> Instructions to follow
List each line of the data that holds the word "Instances".

Records contained in a dataset
[BEGIN]

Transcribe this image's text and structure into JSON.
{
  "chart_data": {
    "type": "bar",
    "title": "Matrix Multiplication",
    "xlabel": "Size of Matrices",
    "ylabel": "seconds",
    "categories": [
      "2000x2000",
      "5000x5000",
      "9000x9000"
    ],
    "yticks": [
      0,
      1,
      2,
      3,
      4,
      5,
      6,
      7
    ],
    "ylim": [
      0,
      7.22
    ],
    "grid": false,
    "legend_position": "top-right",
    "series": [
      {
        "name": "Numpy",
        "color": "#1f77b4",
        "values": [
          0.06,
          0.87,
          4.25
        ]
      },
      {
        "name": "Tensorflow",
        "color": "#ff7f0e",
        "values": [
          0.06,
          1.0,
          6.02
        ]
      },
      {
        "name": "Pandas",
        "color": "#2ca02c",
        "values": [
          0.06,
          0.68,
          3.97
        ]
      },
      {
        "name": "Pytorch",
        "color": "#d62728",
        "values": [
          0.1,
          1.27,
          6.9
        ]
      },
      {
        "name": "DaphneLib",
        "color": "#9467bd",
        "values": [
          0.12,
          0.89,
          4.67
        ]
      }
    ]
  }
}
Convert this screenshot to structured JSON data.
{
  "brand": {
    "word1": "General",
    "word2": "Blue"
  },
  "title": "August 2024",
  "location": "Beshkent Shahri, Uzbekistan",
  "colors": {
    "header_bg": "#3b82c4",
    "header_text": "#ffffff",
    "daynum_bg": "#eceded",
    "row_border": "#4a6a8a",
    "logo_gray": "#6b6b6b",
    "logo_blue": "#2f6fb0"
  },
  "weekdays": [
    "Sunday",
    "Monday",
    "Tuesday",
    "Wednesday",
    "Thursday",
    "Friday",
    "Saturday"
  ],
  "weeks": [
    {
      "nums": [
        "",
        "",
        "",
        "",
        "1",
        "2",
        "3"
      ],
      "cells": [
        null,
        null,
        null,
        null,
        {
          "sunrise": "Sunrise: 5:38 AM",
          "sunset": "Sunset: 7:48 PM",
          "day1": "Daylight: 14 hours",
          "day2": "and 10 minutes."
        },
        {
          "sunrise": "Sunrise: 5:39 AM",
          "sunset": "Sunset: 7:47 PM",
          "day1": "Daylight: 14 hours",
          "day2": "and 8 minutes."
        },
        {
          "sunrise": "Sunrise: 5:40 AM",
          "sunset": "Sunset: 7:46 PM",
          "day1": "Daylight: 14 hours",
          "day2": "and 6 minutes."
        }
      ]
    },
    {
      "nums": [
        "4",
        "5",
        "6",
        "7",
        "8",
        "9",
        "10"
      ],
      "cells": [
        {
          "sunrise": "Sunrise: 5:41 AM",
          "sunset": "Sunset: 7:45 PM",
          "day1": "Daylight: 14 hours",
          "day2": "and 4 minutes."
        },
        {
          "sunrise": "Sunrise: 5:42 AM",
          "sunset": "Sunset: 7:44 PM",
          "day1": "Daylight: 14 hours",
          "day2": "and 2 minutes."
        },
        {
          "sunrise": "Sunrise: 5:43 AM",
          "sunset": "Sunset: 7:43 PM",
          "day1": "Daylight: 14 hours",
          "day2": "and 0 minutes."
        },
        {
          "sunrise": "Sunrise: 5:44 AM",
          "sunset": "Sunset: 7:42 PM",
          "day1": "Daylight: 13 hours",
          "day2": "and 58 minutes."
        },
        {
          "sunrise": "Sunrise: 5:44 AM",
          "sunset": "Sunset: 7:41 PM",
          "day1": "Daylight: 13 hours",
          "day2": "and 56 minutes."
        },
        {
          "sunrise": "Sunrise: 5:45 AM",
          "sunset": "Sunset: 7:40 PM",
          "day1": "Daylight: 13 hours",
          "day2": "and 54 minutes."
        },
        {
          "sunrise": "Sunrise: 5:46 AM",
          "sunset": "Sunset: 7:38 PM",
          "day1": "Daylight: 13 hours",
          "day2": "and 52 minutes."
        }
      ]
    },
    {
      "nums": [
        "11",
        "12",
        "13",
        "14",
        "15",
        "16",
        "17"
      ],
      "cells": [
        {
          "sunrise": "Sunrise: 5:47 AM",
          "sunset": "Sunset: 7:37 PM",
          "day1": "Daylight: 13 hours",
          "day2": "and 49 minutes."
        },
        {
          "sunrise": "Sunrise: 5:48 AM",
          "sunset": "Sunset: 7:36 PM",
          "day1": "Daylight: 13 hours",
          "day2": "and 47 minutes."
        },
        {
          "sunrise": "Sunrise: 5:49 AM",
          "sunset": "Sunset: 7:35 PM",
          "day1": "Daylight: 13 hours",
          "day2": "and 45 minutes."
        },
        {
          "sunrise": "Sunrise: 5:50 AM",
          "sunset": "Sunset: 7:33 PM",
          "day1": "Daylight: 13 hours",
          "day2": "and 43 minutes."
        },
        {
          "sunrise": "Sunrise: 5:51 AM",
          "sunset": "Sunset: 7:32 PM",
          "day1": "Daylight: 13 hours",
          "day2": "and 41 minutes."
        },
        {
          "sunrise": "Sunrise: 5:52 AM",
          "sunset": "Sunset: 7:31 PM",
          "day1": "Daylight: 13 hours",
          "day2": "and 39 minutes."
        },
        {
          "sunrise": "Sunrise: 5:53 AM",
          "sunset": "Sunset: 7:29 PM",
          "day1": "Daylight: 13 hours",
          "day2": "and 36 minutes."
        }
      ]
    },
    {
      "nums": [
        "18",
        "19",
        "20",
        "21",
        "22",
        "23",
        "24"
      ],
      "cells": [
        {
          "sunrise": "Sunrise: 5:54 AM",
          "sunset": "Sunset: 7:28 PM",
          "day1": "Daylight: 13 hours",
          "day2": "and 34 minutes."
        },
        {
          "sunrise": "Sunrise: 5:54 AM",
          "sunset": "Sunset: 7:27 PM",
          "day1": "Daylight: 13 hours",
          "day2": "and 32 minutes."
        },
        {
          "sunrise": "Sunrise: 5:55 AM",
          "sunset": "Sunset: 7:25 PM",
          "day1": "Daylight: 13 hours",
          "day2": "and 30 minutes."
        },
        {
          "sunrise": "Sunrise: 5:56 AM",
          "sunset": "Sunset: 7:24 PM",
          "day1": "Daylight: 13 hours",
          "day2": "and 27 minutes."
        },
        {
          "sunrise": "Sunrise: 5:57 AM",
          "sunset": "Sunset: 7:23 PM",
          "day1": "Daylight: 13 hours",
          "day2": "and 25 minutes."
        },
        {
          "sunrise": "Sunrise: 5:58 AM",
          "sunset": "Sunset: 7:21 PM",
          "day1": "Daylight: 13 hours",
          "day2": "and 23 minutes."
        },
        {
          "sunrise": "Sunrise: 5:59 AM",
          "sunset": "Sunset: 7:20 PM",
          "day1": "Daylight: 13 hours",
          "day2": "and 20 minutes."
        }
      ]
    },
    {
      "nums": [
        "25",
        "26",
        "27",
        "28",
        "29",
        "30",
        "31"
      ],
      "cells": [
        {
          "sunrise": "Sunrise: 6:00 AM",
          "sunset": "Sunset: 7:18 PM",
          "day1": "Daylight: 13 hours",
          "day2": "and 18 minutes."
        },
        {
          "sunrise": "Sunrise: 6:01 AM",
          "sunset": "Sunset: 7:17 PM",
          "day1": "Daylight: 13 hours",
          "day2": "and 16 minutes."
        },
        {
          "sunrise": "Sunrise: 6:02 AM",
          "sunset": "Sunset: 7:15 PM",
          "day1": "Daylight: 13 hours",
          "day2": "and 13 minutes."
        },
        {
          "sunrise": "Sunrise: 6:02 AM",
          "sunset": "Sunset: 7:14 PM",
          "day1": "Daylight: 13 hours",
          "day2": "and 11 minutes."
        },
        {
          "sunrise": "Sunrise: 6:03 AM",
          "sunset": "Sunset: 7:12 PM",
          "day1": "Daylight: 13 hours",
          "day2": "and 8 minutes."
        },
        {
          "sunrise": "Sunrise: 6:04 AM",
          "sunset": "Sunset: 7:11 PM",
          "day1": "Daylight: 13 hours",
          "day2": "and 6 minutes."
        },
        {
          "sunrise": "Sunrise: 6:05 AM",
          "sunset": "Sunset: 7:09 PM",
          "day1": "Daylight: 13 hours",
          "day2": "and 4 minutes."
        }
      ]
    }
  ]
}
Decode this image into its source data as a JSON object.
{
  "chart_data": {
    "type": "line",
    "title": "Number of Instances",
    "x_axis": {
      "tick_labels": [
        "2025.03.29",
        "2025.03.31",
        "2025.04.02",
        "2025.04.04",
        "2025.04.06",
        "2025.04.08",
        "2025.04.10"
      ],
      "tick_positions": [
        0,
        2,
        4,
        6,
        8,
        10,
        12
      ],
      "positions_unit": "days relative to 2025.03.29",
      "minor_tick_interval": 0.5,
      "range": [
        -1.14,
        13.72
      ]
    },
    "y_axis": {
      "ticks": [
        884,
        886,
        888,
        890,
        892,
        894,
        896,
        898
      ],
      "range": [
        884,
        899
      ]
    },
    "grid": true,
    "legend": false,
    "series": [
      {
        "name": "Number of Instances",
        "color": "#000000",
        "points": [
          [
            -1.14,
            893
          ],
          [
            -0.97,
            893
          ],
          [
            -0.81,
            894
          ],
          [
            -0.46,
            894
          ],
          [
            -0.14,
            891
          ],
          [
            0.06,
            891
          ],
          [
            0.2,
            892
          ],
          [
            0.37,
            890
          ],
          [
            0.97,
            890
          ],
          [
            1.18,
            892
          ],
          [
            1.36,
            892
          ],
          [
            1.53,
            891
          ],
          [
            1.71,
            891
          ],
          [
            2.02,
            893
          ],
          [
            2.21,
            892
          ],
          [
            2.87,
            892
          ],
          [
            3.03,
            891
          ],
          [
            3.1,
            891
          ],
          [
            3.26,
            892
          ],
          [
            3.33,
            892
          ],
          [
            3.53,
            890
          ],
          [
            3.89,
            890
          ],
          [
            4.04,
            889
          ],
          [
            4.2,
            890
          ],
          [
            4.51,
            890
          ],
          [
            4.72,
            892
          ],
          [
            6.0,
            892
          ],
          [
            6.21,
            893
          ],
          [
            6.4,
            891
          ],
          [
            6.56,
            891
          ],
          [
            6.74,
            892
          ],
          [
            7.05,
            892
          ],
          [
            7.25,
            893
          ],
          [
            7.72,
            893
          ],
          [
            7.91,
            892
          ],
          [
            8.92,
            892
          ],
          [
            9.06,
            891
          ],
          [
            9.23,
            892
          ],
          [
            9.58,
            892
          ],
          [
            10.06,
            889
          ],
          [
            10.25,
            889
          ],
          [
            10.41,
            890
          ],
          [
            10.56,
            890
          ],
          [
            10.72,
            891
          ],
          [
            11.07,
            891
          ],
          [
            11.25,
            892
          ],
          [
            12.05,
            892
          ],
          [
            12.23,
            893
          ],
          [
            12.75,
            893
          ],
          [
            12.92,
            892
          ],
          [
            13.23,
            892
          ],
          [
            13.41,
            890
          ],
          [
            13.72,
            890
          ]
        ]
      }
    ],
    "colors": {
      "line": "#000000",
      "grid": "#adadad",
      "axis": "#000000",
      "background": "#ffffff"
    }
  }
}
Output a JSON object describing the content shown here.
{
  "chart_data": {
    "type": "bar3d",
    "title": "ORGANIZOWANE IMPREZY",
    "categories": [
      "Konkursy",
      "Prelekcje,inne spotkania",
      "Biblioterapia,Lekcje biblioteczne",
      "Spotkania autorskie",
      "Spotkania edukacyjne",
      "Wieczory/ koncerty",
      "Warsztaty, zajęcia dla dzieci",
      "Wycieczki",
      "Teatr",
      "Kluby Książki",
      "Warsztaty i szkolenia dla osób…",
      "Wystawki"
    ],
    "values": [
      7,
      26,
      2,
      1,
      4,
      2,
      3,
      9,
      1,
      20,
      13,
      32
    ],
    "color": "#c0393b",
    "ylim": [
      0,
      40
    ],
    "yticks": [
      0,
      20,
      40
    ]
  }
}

[END]

> Answer in full
    "title": "Number of Instances",
        "name": "Number of Instances",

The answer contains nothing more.